## Start LISTED ENTRIES

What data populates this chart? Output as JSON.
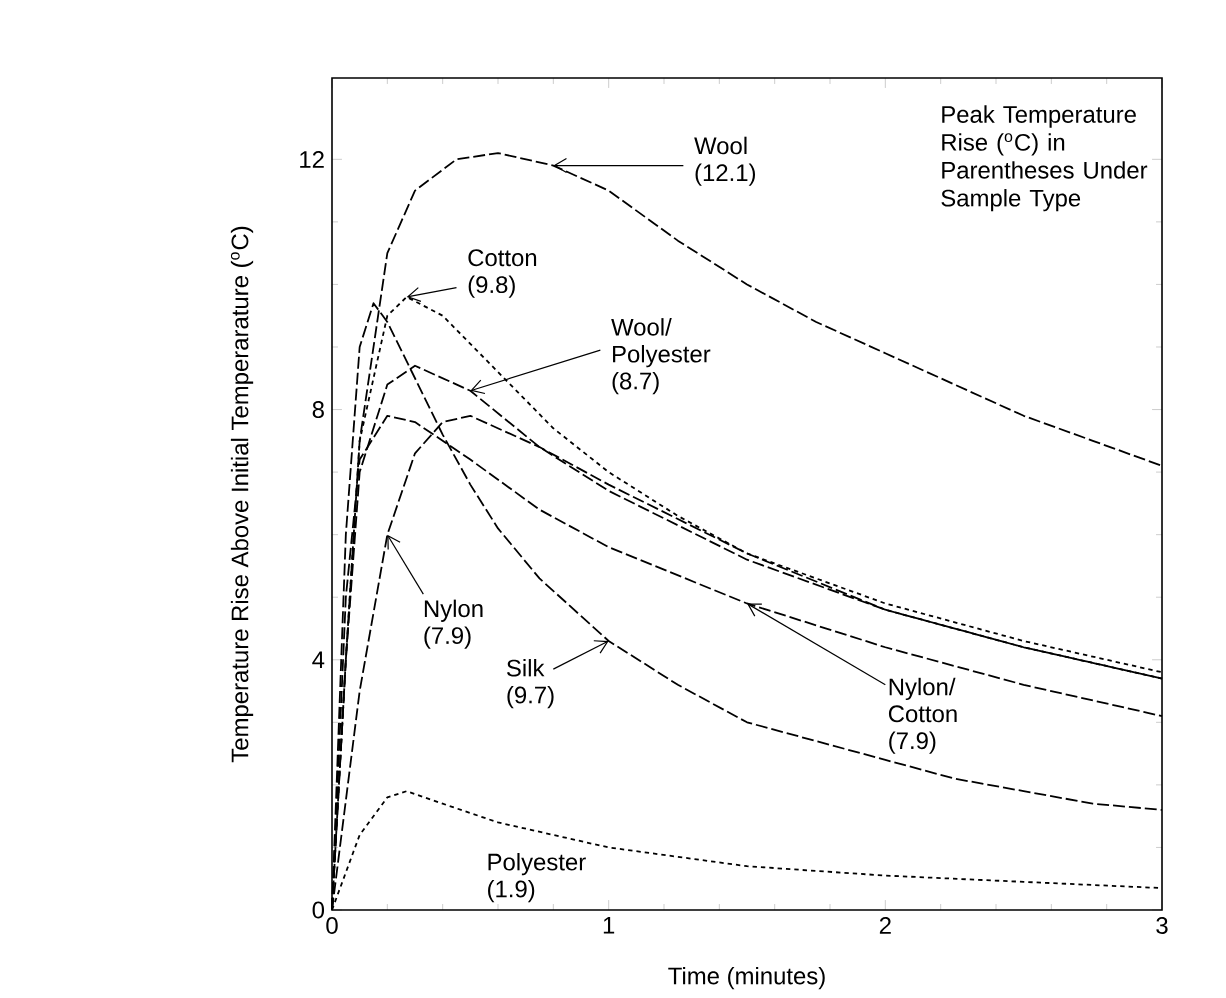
{
  "chart_data": {
    "type": "line",
    "xlabel": "Time (minutes)",
    "ylabel": "Temperature Rise Above Initial Temperarature ($^{o}$C)",
    "annotations": [
      "Peak Temperature Rise ($^{o}$C) in Parentheses Under Sample Type"
    ],
    "xlim": [
      0,
      3
    ],
    "ylim": [
      0,
      13.3
    ],
    "xticks": [
      0,
      1,
      2,
      3
    ],
    "yticks": [
      0,
      4,
      8,
      12
    ],
    "grid": false,
    "marker": "none",
    "series": [
      {
        "name": "Wool (12.1)",
        "color": "#000000",
        "line_style": "dashed",
        "x": [
          0,
          0.05,
          0.1,
          0.2,
          0.3,
          0.45,
          0.6,
          0.8,
          1,
          1.25,
          1.5,
          1.75,
          2,
          2.25,
          2.5,
          2.75,
          3
        ],
        "values": [
          0,
          4,
          7.5,
          10.5,
          11.5,
          12,
          12.1,
          11.9,
          11.5,
          10.7,
          10,
          9.4,
          8.9,
          8.4,
          7.9,
          7.5,
          7.1
        ]
      },
      {
        "name": "Cotton (9.8)",
        "color": "#000000",
        "line_style": "dotted",
        "x": [
          0,
          0.05,
          0.1,
          0.2,
          0.27,
          0.4,
          0.6,
          0.8,
          1,
          1.25,
          1.5,
          2,
          2.5,
          3
        ],
        "values": [
          0,
          4,
          7.5,
          9.5,
          9.8,
          9.5,
          8.6,
          7.7,
          7.0,
          6.3,
          5.7,
          4.9,
          4.3,
          3.8
        ]
      },
      {
        "name": "Wool/ Polyester (8.7)",
        "color": "#000000",
        "line_style": "dashed",
        "x": [
          0,
          0.05,
          0.1,
          0.2,
          0.3,
          0.5,
          0.75,
          1,
          1.5,
          2,
          2.5,
          3
        ],
        "values": [
          0,
          4,
          7,
          8.4,
          8.7,
          8.3,
          7.4,
          6.7,
          5.6,
          4.8,
          4.2,
          3.7
        ]
      },
      {
        "name": "Nylon/ Cotton (7.9)",
        "color": "#000000",
        "line_style": "dashed",
        "x": [
          0,
          0.05,
          0.1,
          0.2,
          0.3,
          0.5,
          0.75,
          1,
          1.5,
          2,
          2.5,
          3
        ],
        "values": [
          0,
          5,
          7.2,
          7.9,
          7.8,
          7.2,
          6.4,
          5.8,
          4.9,
          4.2,
          3.6,
          3.1
        ]
      },
      {
        "name": "Nylon (7.9)",
        "color": "#000000",
        "line_style": "dashed",
        "x": [
          0,
          0.1,
          0.2,
          0.3,
          0.4,
          0.5,
          0.75,
          1,
          1.5,
          2,
          2.5,
          3
        ],
        "values": [
          0,
          3.5,
          6.0,
          7.3,
          7.8,
          7.9,
          7.4,
          6.8,
          5.7,
          4.8,
          4.2,
          3.7
        ]
      },
      {
        "name": "Silk (9.7)",
        "color": "#000000",
        "line_style": "dashed",
        "x": [
          0,
          0.05,
          0.1,
          0.15,
          0.2,
          0.3,
          0.4,
          0.5,
          0.6,
          0.75,
          1,
          1.25,
          1.5,
          1.75,
          2,
          2.25,
          2.5,
          2.75,
          3
        ],
        "values": [
          0,
          6,
          9,
          9.7,
          9.4,
          8.5,
          7.6,
          6.8,
          6.1,
          5.3,
          4.3,
          3.6,
          3.0,
          2.7,
          2.4,
          2.1,
          1.9,
          1.7,
          1.6
        ]
      },
      {
        "name": "Polyester (1.9)",
        "color": "#000000",
        "line_style": "dotted",
        "x": [
          0,
          0.1,
          0.2,
          0.27,
          0.4,
          0.6,
          1,
          1.5,
          2,
          2.5,
          3
        ],
        "values": [
          0,
          1.2,
          1.8,
          1.9,
          1.7,
          1.4,
          1.0,
          0.7,
          0.55,
          0.45,
          0.35
        ]
      }
    ]
  }
}
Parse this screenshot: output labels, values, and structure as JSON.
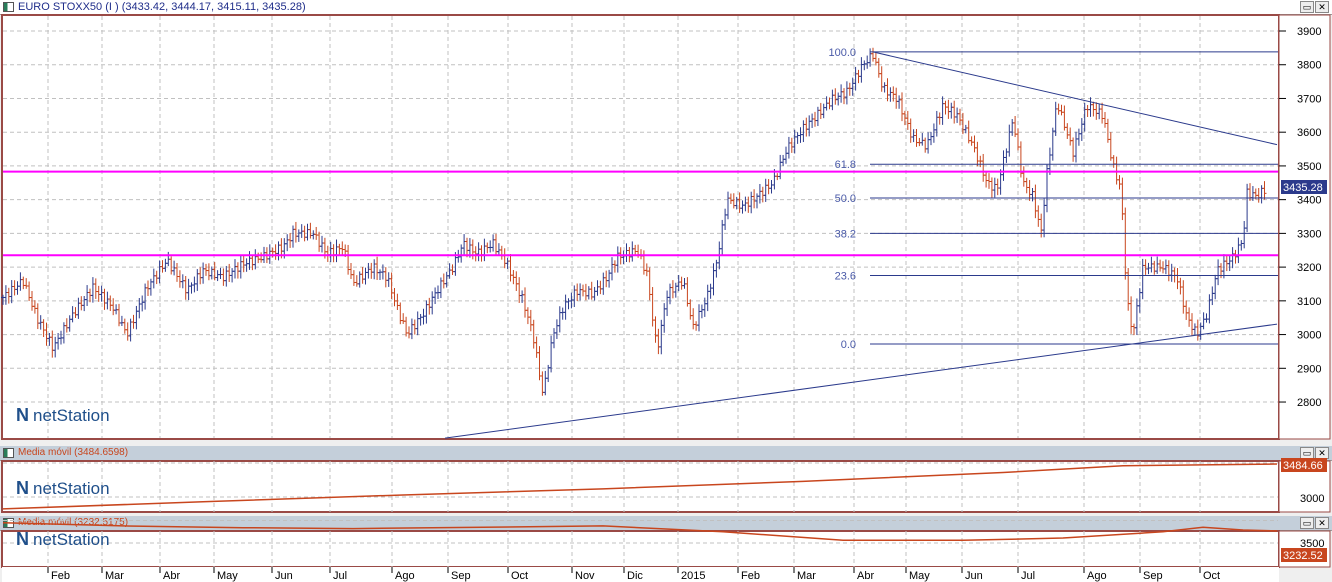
{
  "main_pane": {
    "title": "EURO STOXX50 (I ) (3433.42, 3444.17, 3415.11, 3435.28)",
    "last_value": "3435.28",
    "y_ticks": [
      "3900",
      "3800",
      "3700",
      "3600",
      "3500",
      "3400",
      "3300",
      "3200",
      "3100",
      "3000",
      "2900",
      "2800"
    ],
    "logo": "netStation"
  },
  "ma1_pane": {
    "title": "Media móvil (3484.6598)",
    "last_value": "3484.66",
    "y_tick": "3000",
    "logo": "netStation"
  },
  "ma2_pane": {
    "title": "Media móvil (3232.5175)",
    "last_value": "3232.52",
    "y_tick": "3500",
    "logo": "netStation"
  },
  "window_buttons": {
    "maximize": "▭",
    "close": "✕"
  },
  "colors": {
    "up": "#2b3a8c",
    "down": "#c8461e",
    "fib": "#2b3a8c",
    "support": "#ff00ff",
    "ma": "#c8461e",
    "grid": "#c0c0c0",
    "frame": "#9a4a46"
  },
  "chart_data": {
    "type": "ohlc",
    "x_unit": "calendar days from start",
    "x_labels": [
      "Feb",
      "Mar",
      "Abr",
      "May",
      "Jun",
      "Jul",
      "Ago",
      "Sep",
      "Oct",
      "Nov",
      "Dic",
      "2015",
      "Feb",
      "Mar",
      "Abr",
      "May",
      "Jun",
      "Jul",
      "Ago",
      "Sep",
      "Oct"
    ],
    "x_label_days": [
      24,
      51,
      80,
      107,
      136,
      165,
      196,
      224,
      254,
      286,
      312,
      339,
      369,
      397,
      427,
      453,
      481,
      509,
      542,
      570,
      600
    ],
    "ylim": [
      2700,
      3950
    ],
    "price_path": [
      [
        0,
        3110
      ],
      [
        10,
        3160
      ],
      [
        17,
        3050
      ],
      [
        25,
        2960
      ],
      [
        35,
        3060
      ],
      [
        45,
        3140
      ],
      [
        55,
        3080
      ],
      [
        62,
        3000
      ],
      [
        72,
        3140
      ],
      [
        82,
        3220
      ],
      [
        92,
        3130
      ],
      [
        100,
        3190
      ],
      [
        110,
        3170
      ],
      [
        120,
        3210
      ],
      [
        130,
        3230
      ],
      [
        140,
        3260
      ],
      [
        145,
        3300
      ],
      [
        155,
        3300
      ],
      [
        162,
        3240
      ],
      [
        170,
        3260
      ],
      [
        175,
        3150
      ],
      [
        185,
        3200
      ],
      [
        192,
        3170
      ],
      [
        197,
        3080
      ],
      [
        202,
        3000
      ],
      [
        210,
        3060
      ],
      [
        217,
        3130
      ],
      [
        225,
        3200
      ],
      [
        230,
        3270
      ],
      [
        237,
        3240
      ],
      [
        245,
        3270
      ],
      [
        252,
        3210
      ],
      [
        260,
        3100
      ],
      [
        265,
        3000
      ],
      [
        270,
        2820
      ],
      [
        275,
        3000
      ],
      [
        280,
        3080
      ],
      [
        287,
        3130
      ],
      [
        295,
        3120
      ],
      [
        302,
        3170
      ],
      [
        307,
        3230
      ],
      [
        317,
        3250
      ],
      [
        322,
        3180
      ],
      [
        327,
        2950
      ],
      [
        332,
        3120
      ],
      [
        340,
        3160
      ],
      [
        345,
        3020
      ],
      [
        352,
        3110
      ],
      [
        357,
        3220
      ],
      [
        362,
        3400
      ],
      [
        370,
        3380
      ],
      [
        377,
        3410
      ],
      [
        385,
        3450
      ],
      [
        392,
        3550
      ],
      [
        400,
        3610
      ],
      [
        407,
        3650
      ],
      [
        415,
        3700
      ],
      [
        422,
        3720
      ],
      [
        430,
        3800
      ],
      [
        435,
        3830
      ],
      [
        440,
        3730
      ],
      [
        447,
        3700
      ],
      [
        455,
        3580
      ],
      [
        462,
        3560
      ],
      [
        470,
        3680
      ],
      [
        477,
        3650
      ],
      [
        485,
        3560
      ],
      [
        492,
        3450
      ],
      [
        497,
        3430
      ],
      [
        505,
        3640
      ],
      [
        510,
        3450
      ],
      [
        515,
        3410
      ],
      [
        519,
        3300
      ],
      [
        522,
        3480
      ],
      [
        527,
        3690
      ],
      [
        535,
        3540
      ],
      [
        542,
        3680
      ],
      [
        550,
        3650
      ],
      [
        555,
        3500
      ],
      [
        559,
        3430
      ],
      [
        562,
        3100
      ],
      [
        565,
        3000
      ],
      [
        570,
        3200
      ],
      [
        580,
        3200
      ],
      [
        587,
        3170
      ],
      [
        592,
        3050
      ],
      [
        597,
        3000
      ],
      [
        602,
        3060
      ],
      [
        607,
        3190
      ],
      [
        615,
        3230
      ],
      [
        620,
        3280
      ],
      [
        622,
        3420
      ],
      [
        627,
        3410
      ],
      [
        632,
        3435
      ]
    ],
    "fibonacci": {
      "high": 3838,
      "low": 2972,
      "levels": [
        {
          "label": "100.0",
          "value": 3838
        },
        {
          "label": "61.8",
          "value": 3505
        },
        {
          "label": "50.0",
          "value": 3405
        },
        {
          "label": "38.2",
          "value": 3300
        },
        {
          "label": "23.6",
          "value": 3175
        },
        {
          "label": "0.0",
          "value": 2972
        }
      ]
    },
    "horizontal_lines": [
      3483,
      3235
    ],
    "trendlines": [
      [
        [
          435,
          3838
        ],
        [
          637,
          3563
        ]
      ],
      [
        [
          221,
          2693
        ],
        [
          637,
          3031
        ]
      ]
    ],
    "ma1": {
      "ylim": [
        2850,
        3550
      ],
      "points": [
        [
          0,
          2825
        ],
        [
          100,
          2930
        ],
        [
          200,
          3030
        ],
        [
          300,
          3120
        ],
        [
          400,
          3230
        ],
        [
          500,
          3360
        ],
        [
          560,
          3460
        ],
        [
          637,
          3485
        ]
      ]
    },
    "ma2": {
      "ylim": [
        3100,
        3600
      ],
      "points": [
        [
          0,
          3050
        ],
        [
          60,
          3120
        ],
        [
          120,
          3160
        ],
        [
          175,
          3180
        ],
        [
          240,
          3150
        ],
        [
          300,
          3120
        ],
        [
          360,
          3250
        ],
        [
          420,
          3440
        ],
        [
          480,
          3440
        ],
        [
          530,
          3390
        ],
        [
          580,
          3250
        ],
        [
          600,
          3150
        ],
        [
          620,
          3210
        ],
        [
          637,
          3232
        ]
      ]
    }
  }
}
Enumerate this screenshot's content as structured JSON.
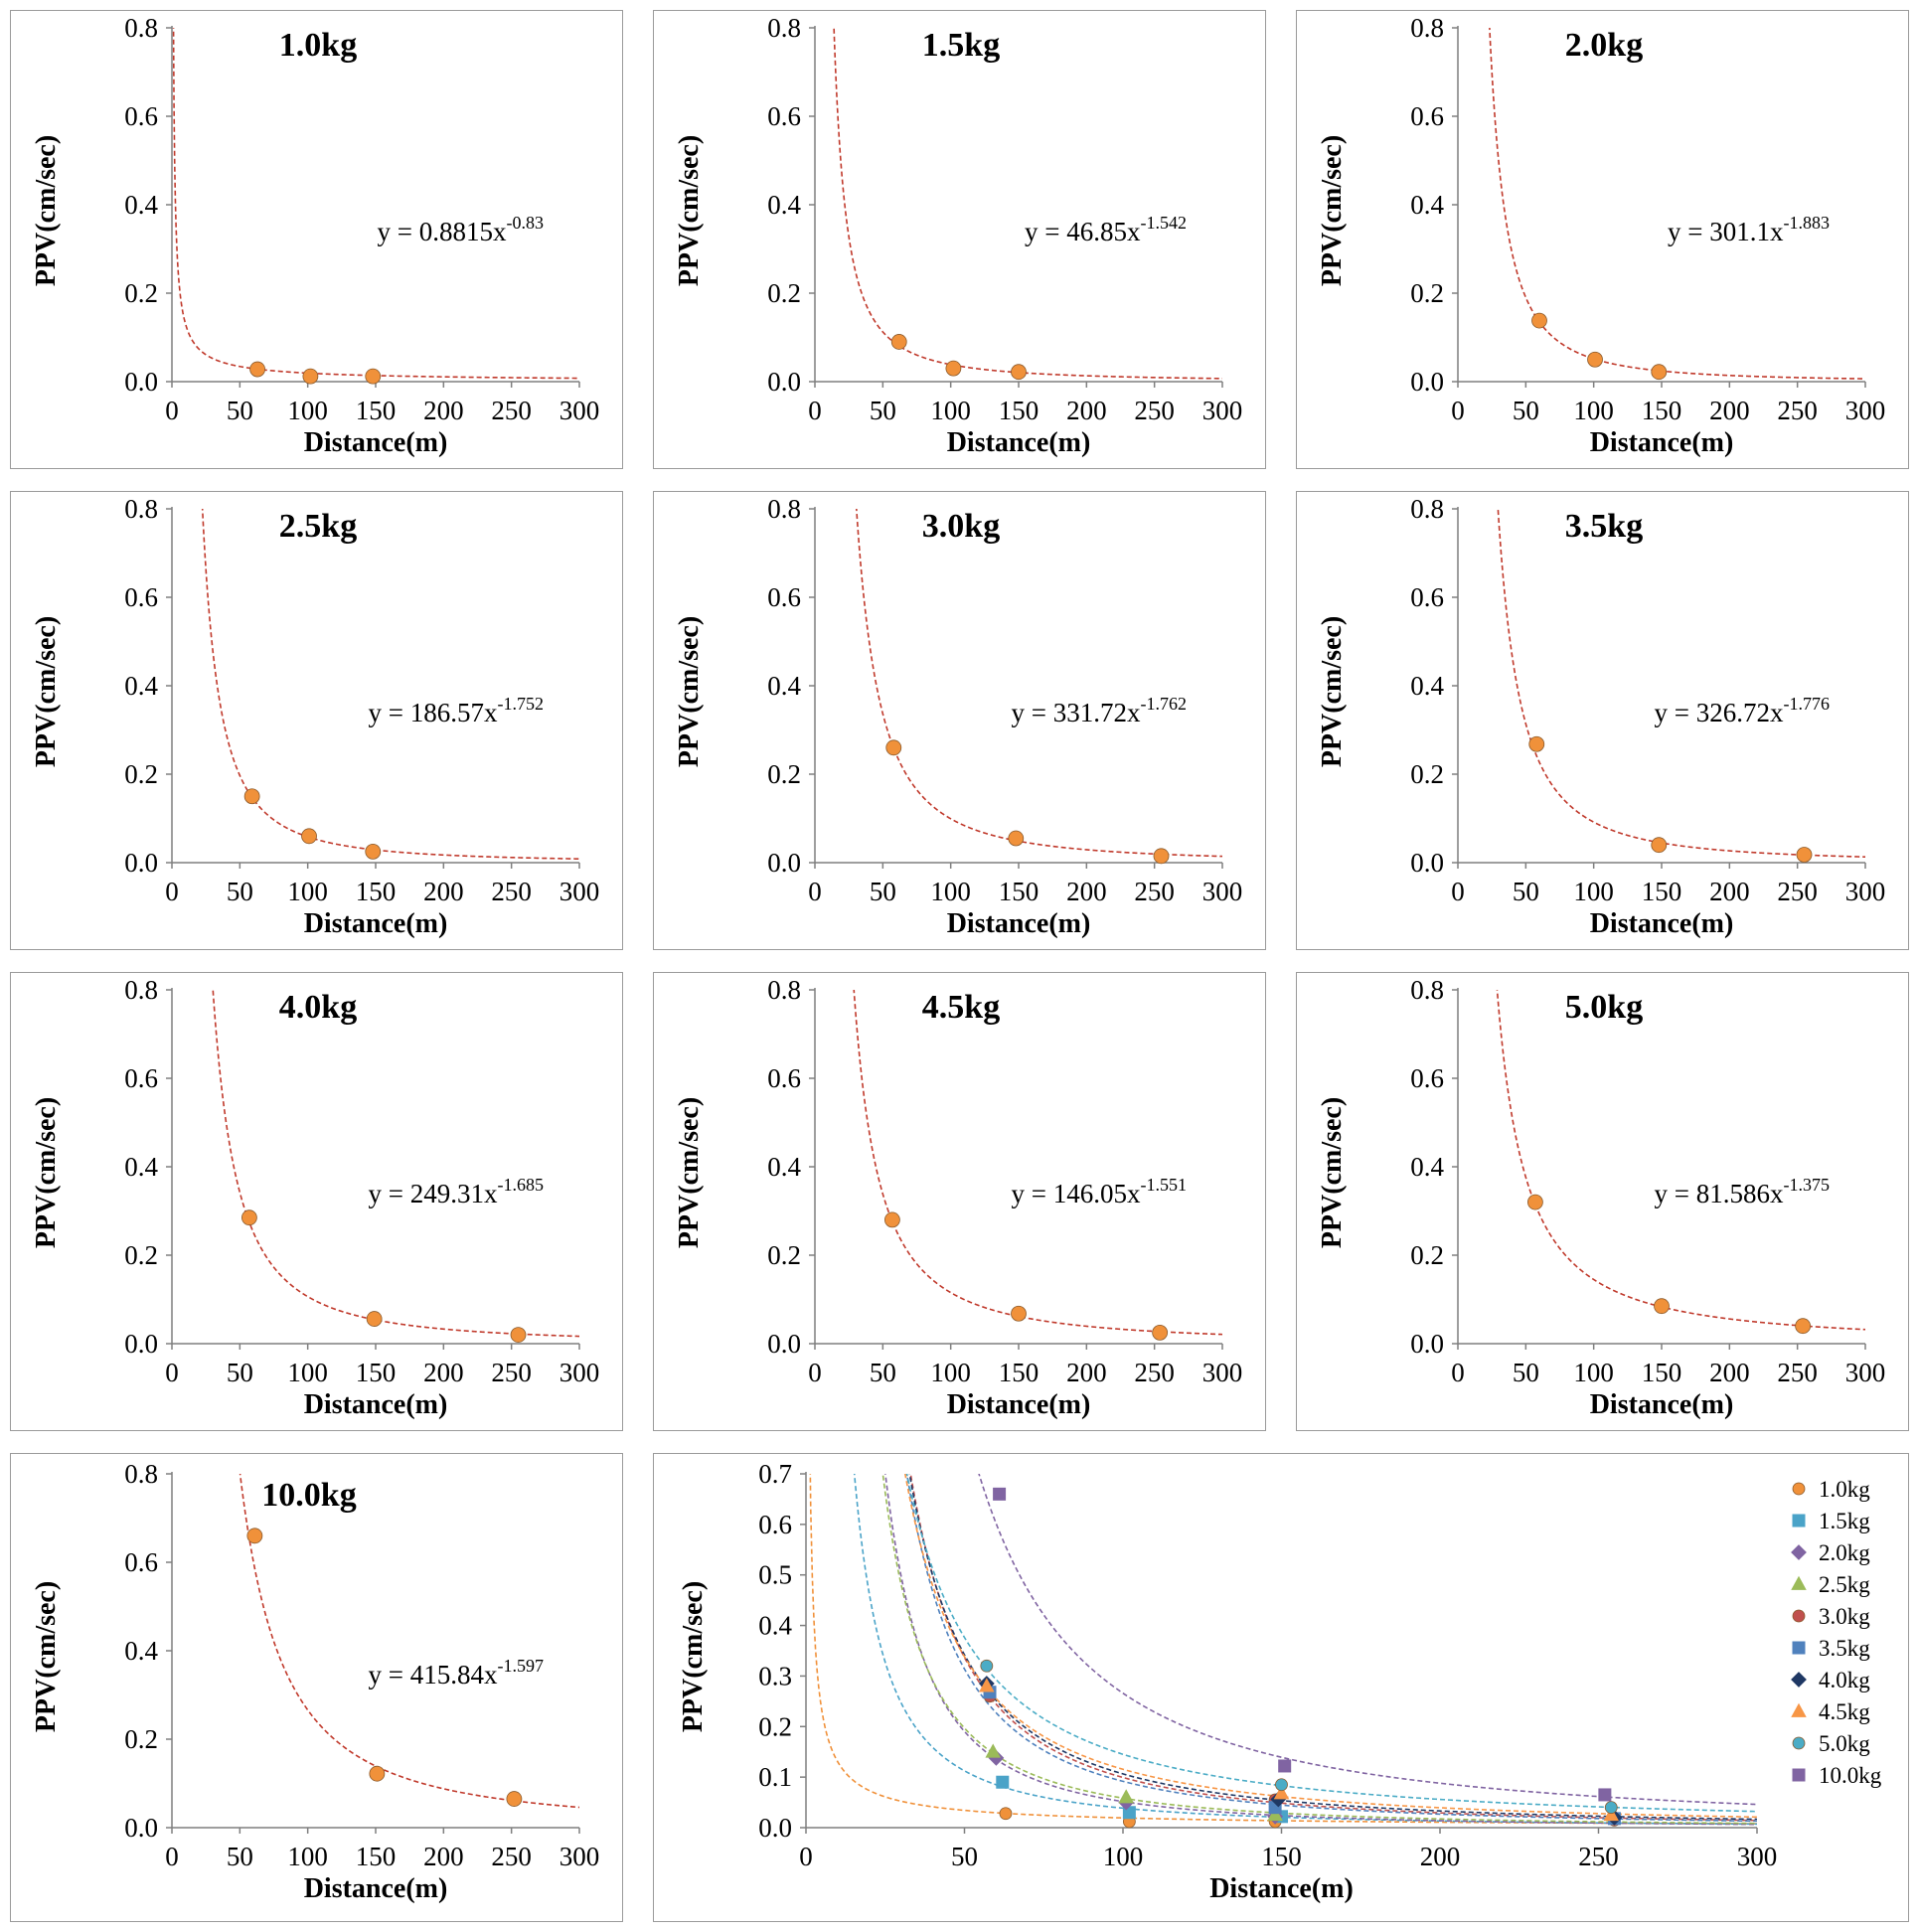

## End LISTED ENTRIES

▶ WHAT NEEDS TO BE DONE
Identify the lines above that contain the word "Polyester", then copy them.

▶ REPLY TO THE TASK
        "name": "Wool/ Polyester (8.7)",
        "name": "Polyester (1.9)",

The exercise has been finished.